Exercise objective:
Set down every record once more, exactly as given.

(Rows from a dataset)
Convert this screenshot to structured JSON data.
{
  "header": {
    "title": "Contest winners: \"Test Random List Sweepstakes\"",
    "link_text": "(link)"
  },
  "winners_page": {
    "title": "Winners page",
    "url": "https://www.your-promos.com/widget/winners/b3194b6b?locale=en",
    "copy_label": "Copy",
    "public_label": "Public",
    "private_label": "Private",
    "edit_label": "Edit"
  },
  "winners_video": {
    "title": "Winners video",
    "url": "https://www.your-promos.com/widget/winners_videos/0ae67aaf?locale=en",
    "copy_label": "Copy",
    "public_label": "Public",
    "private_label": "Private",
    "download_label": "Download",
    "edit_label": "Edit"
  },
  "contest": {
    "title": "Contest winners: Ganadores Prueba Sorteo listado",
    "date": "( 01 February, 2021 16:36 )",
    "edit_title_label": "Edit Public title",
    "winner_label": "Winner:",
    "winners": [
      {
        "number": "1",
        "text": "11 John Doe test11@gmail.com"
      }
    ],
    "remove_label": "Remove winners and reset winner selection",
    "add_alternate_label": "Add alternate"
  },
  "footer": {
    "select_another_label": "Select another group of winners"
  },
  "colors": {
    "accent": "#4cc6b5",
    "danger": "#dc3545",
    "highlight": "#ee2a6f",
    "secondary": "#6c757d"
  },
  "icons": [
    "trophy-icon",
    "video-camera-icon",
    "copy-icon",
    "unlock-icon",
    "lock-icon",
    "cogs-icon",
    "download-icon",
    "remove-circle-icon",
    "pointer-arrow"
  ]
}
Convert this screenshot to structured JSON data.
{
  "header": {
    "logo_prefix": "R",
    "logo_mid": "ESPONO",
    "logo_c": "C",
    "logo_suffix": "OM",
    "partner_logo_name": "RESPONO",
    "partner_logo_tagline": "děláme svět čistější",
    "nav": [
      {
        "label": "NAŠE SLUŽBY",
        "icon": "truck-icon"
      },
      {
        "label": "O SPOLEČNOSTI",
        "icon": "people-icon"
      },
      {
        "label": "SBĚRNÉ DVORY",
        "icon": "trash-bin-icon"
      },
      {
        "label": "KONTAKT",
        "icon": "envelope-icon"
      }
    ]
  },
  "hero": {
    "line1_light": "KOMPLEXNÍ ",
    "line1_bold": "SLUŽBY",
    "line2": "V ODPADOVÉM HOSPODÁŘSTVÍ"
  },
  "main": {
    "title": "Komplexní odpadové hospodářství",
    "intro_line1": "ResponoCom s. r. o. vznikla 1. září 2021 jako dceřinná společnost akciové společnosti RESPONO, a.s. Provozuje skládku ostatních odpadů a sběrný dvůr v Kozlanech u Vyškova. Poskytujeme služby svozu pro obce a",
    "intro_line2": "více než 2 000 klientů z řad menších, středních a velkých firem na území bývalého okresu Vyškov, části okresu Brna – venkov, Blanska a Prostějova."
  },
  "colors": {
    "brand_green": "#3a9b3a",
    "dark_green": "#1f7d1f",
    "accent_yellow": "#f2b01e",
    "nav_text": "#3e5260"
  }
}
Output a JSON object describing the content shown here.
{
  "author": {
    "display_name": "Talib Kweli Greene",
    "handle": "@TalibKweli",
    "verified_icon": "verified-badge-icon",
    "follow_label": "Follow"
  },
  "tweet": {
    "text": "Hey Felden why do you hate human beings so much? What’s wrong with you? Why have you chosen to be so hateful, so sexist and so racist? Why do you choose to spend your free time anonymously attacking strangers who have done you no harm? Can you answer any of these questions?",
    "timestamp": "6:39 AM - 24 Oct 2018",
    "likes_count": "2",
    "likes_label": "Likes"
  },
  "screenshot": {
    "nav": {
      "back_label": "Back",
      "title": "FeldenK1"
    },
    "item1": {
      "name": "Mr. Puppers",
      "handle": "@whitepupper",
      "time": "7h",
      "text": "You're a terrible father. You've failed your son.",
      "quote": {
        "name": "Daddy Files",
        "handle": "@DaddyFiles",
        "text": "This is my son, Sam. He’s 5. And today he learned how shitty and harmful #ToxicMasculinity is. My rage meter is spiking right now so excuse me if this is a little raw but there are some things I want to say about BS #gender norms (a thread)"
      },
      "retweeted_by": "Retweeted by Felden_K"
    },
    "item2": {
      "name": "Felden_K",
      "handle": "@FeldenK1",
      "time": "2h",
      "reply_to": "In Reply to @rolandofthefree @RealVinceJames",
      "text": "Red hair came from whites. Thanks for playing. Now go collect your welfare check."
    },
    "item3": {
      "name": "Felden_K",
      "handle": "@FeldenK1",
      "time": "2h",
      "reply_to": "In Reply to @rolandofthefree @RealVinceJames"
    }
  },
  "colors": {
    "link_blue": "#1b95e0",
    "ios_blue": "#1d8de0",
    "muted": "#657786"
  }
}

Solution below:
Convert this screenshot to structured JSON data.
{
  "header": {
    "title": "Contest winners: \"Test Random List Sweepstakes\"",
    "link_text": "(link)"
  },
  "winners_page": {
    "title": "Winners page",
    "url": "https://www.your-promos.com/widget/winners/b3194b6b?locale=en",
    "copy_label": "Copy",
    "public_label": "Public",
    "private_label": "Private",
    "edit_label": "Edit"
  },
  "winners_video": {
    "title": "Winners video",
    "url": "https://www.your-promos.com/widget/winners_videos/0ae67aaf?locale=en",
    "copy_label": "Copy",
    "public_label": "Public",
    "private_label": "Private",
    "download_label": "Download",
    "edit_label": "Edit"
  },
  "contest": {
    "title": "Contest winners: Ganadores Prueba Sorteo listado",
    "date": "( 01 February, 2021 16:36 )",
    "edit_title_label": "Edit Public title",
    "winner_label": "Winner:",
    "winners": [
      {
        "number": "1",
        "text": "11 John Doe test11@gmail.com"
      }
    ],
    "remove_label": "Remove winners and reset winner selection",
    "add_alternate_label": "Add alternate"
  },
  "footer": {
    "select_another_label": "Select another group of winners"
  },
  "colors": {
    "accent": "#4cc6b5",
    "danger": "#dc3545",
    "highlight": "#ee2a6f",
    "secondary": "#6c757d"
  },
  "icons": [
    "trophy-icon",
    "video-camera-icon",
    "copy-icon",
    "unlock-icon",
    "lock-icon",
    "cogs-icon",
    "download-icon",
    "remove-circle-icon",
    "pointer-arrow"
  ]
}
Convert this screenshot to structured JSON data.
{
  "header": {
    "logo_prefix": "R",
    "logo_mid": "ESPONO",
    "logo_c": "C",
    "logo_suffix": "OM",
    "partner_logo_name": "RESPONO",
    "partner_logo_tagline": "děláme svět čistější",
    "nav": [
      {
        "label": "NAŠE SLUŽBY",
        "icon": "truck-icon"
      },
      {
        "label": "O SPOLEČNOSTI",
        "icon": "people-icon"
      },
      {
        "label": "SBĚRNÉ DVORY",
        "icon": "trash-bin-icon"
      },
      {
        "label": "KONTAKT",
        "icon": "envelope-icon"
      }
    ]
  },
  "hero": {
    "line1_light": "KOMPLEXNÍ ",
    "line1_bold": "SLUŽBY",
    "line2": "V ODPADOVÉM HOSPODÁŘSTVÍ"
  },
  "main": {
    "title": "Komplexní odpadové hospodářství",
    "intro_line1": "ResponoCom s. r. o. vznikla 1. září 2021 jako dceřinná společnost akciové společnosti RESPONO, a.s. Provozuje skládku ostatních odpadů a sběrný dvůr v Kozlanech u Vyškova. Poskytujeme služby svozu pro obce a",
    "intro_line2": "více než 2 000 klientů z řad menších, středních a velkých firem na území bývalého okresu Vyškov, části okresu Brna – venkov, Blanska a Prostějova."
  },
  "colors": {
    "brand_green": "#3a9b3a",
    "dark_green": "#1f7d1f",
    "accent_yellow": "#f2b01e",
    "nav_text": "#3e5260"
  }
}
Output a JSON object describing the content shown here.
{
  "author": {
    "display_name": "Talib Kweli Greene",
    "handle": "@TalibKweli",
    "verified_icon": "verified-badge-icon",
    "follow_label": "Follow"
  },
  "tweet": {
    "text": "Hey Felden why do you hate human beings so much? What’s wrong with you? Why have you chosen to be so hateful, so sexist and so racist? Why do you choose to spend your free time anonymously attacking strangers who have done you no harm? Can you answer any of these questions?",
    "timestamp": "6:39 AM - 24 Oct 2018",
    "likes_count": "2",
    "likes_label": "Likes"
  },
  "screenshot": {
    "nav": {
      "back_label": "Back",
      "title": "FeldenK1"
    },
    "item1": {
      "name": "Mr. Puppers",
      "handle": "@whitepupper",
      "time": "7h",
      "text": "You're a terrible father. You've failed your son.",
      "quote": {
        "name": "Daddy Files",
        "handle": "@DaddyFiles",
        "text": "This is my son, Sam. He’s 5. And today he learned how shitty and harmful #ToxicMasculinity is. My rage meter is spiking right now so excuse me if this is a little raw but there are some things I want to say about BS #gender norms (a thread)"
      },
      "retweeted_by": "Retweeted by Felden_K"
    },
    "item2": {
      "name": "Felden_K",
      "handle": "@FeldenK1",
      "time": "2h",
      "reply_to": "In Reply to @rolandofthefree @RealVinceJames",
      "text": "Red hair came from whites. Thanks for playing. Now go collect your welfare check."
    },
    "item3": {
      "name": "Felden_K",
      "handle": "@FeldenK1",
      "time": "2h",
      "reply_to": "In Reply to @rolandofthefree @RealVinceJames"
    }
  },
  "colors": {
    "link_blue": "#1b95e0",
    "ios_blue": "#1d8de0",
    "muted": "#657786"
  }
}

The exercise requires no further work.